=== What is expected ===
Wherever the word "anxi" shows up in a line, please copy that line.
---------- Materials provided
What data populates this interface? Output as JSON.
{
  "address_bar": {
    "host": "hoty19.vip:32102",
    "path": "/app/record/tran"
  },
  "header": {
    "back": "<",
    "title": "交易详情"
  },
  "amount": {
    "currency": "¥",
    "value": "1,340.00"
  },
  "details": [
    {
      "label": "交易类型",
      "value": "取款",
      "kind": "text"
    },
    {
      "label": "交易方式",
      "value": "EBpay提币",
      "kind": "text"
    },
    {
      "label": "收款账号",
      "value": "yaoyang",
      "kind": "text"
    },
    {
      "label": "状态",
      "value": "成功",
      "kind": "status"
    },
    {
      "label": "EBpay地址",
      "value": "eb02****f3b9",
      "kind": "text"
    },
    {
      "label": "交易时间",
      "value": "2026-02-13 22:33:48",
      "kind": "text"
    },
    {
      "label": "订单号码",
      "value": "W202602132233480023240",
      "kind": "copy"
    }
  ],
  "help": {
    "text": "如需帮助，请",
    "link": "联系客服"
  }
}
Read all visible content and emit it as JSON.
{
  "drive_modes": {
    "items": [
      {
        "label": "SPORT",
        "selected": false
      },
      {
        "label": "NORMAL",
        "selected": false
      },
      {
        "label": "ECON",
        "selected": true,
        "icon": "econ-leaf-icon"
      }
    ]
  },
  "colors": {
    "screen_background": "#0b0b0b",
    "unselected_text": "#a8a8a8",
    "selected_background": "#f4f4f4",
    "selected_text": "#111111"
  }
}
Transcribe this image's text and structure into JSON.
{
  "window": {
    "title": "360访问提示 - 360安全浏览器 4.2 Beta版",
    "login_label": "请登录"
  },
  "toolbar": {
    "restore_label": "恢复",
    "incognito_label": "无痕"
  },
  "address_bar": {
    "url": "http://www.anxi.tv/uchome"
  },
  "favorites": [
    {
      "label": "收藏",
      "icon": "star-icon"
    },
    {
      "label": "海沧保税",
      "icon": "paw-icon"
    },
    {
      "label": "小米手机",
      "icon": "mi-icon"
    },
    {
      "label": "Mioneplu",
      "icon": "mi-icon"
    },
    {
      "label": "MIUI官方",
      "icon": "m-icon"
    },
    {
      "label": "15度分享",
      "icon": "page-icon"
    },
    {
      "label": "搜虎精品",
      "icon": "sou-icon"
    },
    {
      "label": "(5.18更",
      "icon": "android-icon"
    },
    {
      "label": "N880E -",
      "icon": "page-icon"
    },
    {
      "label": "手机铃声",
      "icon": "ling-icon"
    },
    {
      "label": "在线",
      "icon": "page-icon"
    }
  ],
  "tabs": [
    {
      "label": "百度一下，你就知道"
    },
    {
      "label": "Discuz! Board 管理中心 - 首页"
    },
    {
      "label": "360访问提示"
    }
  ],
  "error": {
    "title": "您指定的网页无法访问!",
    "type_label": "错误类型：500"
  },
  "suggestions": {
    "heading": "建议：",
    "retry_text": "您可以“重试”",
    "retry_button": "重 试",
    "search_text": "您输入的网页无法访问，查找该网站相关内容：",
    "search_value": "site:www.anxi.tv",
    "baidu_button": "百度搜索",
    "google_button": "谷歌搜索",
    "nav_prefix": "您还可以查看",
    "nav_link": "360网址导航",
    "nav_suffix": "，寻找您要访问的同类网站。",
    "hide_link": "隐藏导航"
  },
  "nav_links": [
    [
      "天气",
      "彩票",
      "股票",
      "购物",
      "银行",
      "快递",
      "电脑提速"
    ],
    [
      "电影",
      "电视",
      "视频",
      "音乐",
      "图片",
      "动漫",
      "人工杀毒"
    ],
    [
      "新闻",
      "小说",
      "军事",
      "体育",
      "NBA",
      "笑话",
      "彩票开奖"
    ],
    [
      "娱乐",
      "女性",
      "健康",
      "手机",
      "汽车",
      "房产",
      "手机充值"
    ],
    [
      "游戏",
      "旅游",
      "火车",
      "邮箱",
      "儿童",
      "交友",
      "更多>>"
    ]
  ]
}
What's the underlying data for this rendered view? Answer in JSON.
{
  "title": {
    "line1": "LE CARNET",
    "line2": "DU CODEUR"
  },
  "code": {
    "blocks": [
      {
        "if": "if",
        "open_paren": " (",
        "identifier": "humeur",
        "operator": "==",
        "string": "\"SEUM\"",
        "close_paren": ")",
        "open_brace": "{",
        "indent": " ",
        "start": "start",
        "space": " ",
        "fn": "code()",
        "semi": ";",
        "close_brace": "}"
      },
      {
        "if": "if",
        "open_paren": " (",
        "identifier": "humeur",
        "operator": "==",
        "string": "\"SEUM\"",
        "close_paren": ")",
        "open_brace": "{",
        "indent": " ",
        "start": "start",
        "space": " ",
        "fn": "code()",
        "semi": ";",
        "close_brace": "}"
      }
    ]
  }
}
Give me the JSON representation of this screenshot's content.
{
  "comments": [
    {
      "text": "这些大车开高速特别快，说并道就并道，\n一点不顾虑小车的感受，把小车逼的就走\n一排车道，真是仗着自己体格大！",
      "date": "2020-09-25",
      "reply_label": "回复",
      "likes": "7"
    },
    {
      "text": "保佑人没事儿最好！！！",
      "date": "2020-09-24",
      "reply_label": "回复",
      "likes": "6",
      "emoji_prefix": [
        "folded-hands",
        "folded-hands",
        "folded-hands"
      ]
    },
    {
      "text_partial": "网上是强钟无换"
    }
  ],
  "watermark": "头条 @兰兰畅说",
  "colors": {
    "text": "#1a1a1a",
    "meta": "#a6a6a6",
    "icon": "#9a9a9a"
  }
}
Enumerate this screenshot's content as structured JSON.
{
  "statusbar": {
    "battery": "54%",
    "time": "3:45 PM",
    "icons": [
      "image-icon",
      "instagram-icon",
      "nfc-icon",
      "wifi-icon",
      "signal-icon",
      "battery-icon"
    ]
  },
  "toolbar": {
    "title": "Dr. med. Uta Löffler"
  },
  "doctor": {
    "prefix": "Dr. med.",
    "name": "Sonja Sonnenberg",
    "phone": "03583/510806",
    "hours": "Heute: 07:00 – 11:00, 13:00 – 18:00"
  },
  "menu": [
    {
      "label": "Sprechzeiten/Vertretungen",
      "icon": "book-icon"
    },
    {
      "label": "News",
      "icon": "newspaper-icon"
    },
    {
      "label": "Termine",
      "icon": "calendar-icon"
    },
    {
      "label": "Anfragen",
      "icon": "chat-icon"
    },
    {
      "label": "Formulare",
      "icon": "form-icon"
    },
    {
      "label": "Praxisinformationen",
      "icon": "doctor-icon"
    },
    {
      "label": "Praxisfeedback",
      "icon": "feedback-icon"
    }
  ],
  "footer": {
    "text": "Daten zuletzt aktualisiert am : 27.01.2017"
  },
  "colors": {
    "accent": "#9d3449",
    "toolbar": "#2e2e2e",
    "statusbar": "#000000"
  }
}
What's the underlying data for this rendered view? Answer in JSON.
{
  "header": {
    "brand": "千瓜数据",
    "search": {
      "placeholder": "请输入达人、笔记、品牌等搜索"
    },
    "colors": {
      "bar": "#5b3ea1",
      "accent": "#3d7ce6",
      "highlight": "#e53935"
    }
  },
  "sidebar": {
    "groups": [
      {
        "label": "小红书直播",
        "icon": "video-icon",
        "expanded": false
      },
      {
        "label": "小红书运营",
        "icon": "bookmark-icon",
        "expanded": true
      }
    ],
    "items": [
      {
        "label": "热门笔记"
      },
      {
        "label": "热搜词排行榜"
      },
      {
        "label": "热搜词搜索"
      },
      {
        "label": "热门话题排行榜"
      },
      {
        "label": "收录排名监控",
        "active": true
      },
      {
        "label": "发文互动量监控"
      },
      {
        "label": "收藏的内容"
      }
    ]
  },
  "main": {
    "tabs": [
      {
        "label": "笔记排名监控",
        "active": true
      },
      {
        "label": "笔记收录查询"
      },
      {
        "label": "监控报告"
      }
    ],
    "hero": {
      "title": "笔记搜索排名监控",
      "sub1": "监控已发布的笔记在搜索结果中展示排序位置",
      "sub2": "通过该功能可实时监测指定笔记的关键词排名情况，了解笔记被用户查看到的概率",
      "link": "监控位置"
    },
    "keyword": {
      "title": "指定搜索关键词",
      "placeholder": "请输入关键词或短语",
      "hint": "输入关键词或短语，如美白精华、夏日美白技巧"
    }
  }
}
--------------------
=== Written solution ===
    "url": "http://www.anxi.tv/uchome"
    "search_value": "site:www.anxi.tv",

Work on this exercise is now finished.